**TASK REQUIREMENTS:**
Decide whether each statement agrees with the grading tips: (a) The writer usually rounds a borderline grade down. (b) The writer advises against commenting on papers whose students ignored the instructions. (c) The writer credits a friend named Clare with some suggested comments. Answer yes or no for each and quote the deciding words of the text.

7) When in Doubt, Roll Up

Many essays seem to fall in a valley between one grade and the next, like when you’re not sure if it’s a B- or a B. In these cases, I almost always roll up. This was advice that I got when I was a TA, and it stuck with me. Try to give your students the benefit of the doubt. Remember that university is hard. Many students take multiple classes and/or work while in school. If you are dealing with a paper on the borderline between one grade and the next, or your paper is within 1 to 2% of rolling to the next letter grade, then just bump the grade. It’s always better to err on the side of generosity. And giving someone a 69.5% instead of a 70% is just a bit of a dick move.

8) Don’t Waste Your Time

There will be essays that are so bad that they defy all explanation. Either there are no footnotes or bibliography, the essay is 3 pages when it was supposed to be 8, or the student just completely ignored your instructions. In other words, it’s obvious that the student just doesn’t care. Don’t waste your time commenting on these papers. If your student can’t be bothered to read the instructions, then you have no obligation to spend your precious time marking the paper. I usually place a comment to the effect of: “I would strongly recommend that you review the requirements for this assignment, which can be found on the Research Assignment Instructions sheet.” I find that this is firm, but fair. Save your energy for the students who really put effort into their papers, even when they don’t succeed.

9) If You Don’t Have Anything Nice to Say, Say Something Nice Anyways

Students are humans (though it’s easy to forget this sometimes…), and respond best to positive reinforcement. So try to find something good to say about the essay. Some suggestions, courtesy of my good friend Clare include: “Nice margins!” “Excellent choice of font!” On a more serious note, I usually go with something like “This is a great effort!” or “I can see that you are trying here!” I always use the positive-negative-positive sandwich. Put a positive comment, then a negative comment, and then another positive comment. This tends to motivate students to do better rather than just feel defeated. Remember, your job is to encourage students to learn, so make them feel like you are invested in their success.

**DATA SEGMENT:**
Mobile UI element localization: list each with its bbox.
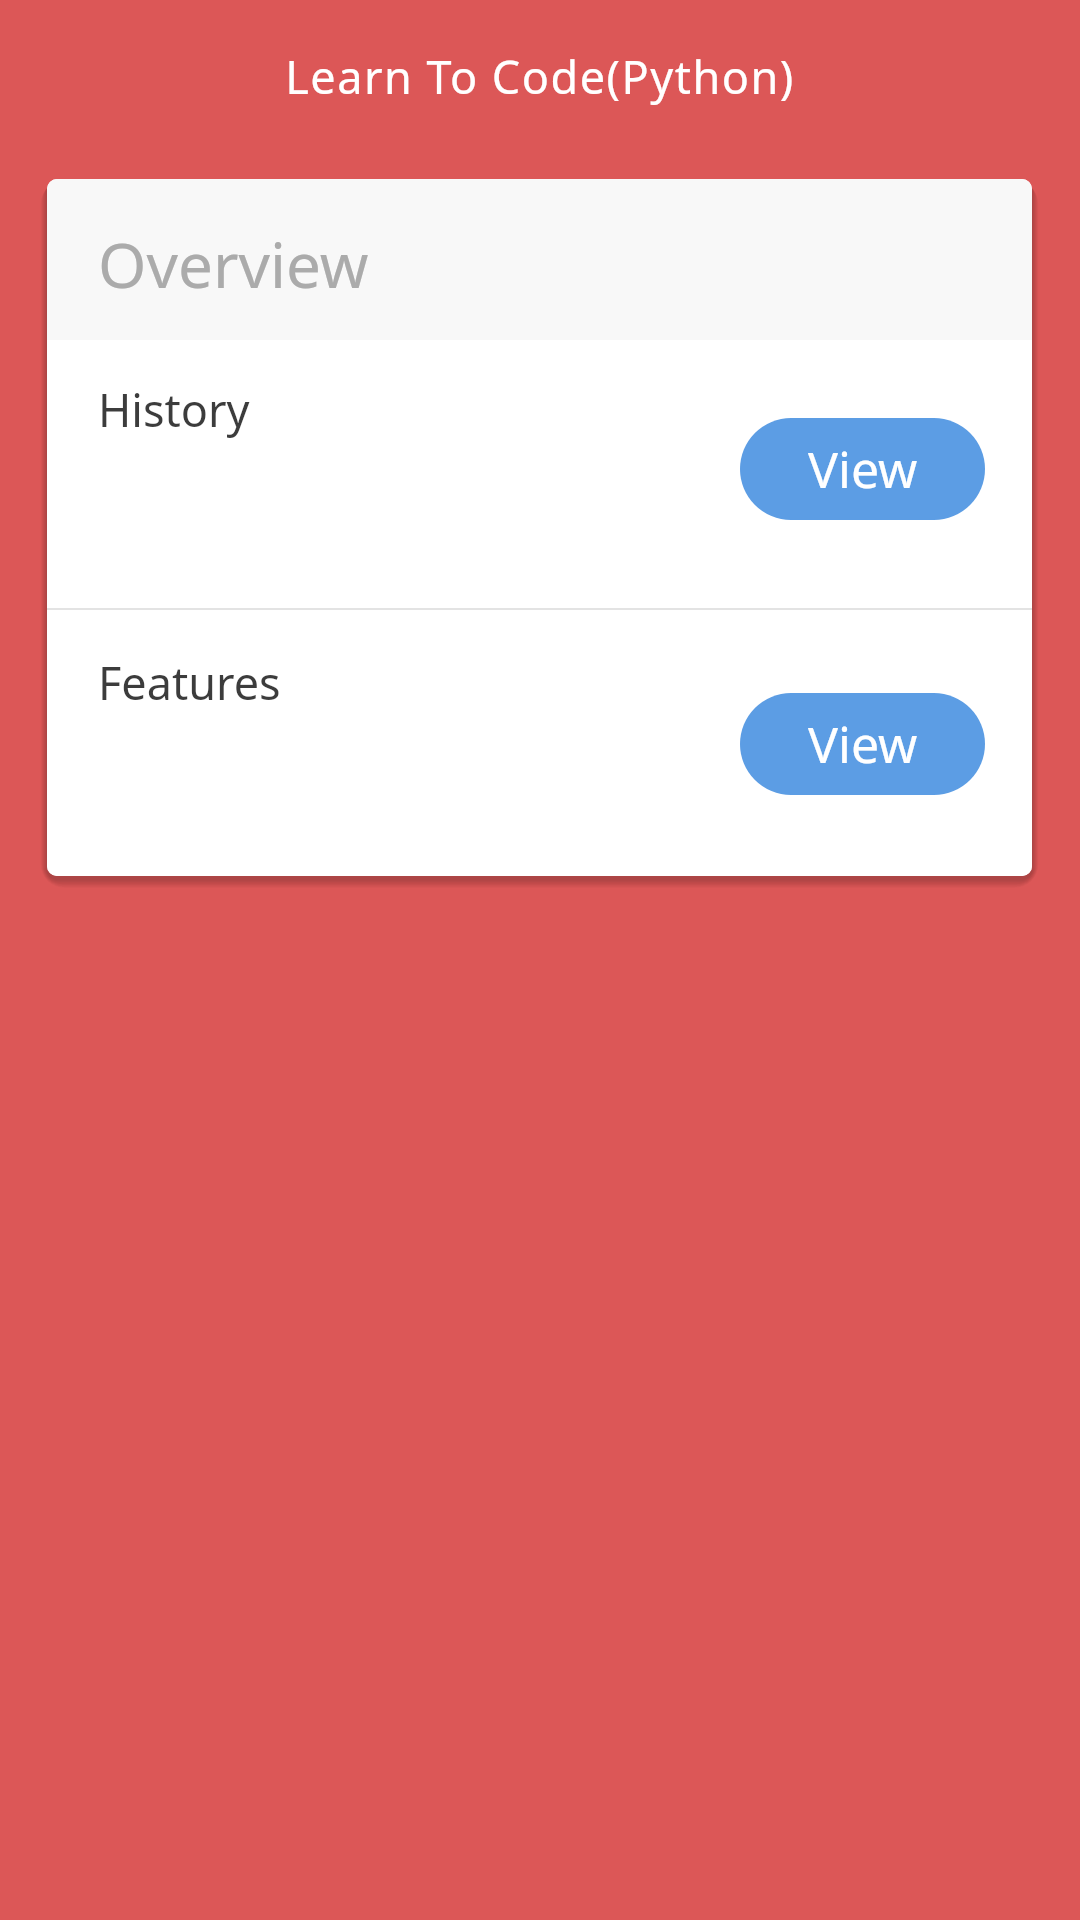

**SOLVED EXERCISE:**
(a) No: "In these cases, I almost always roll up."
(b) Yes: "Don’t waste your time commenting on these papers."
(c) Yes: "Some suggestions, courtesy of my good friend Clare include"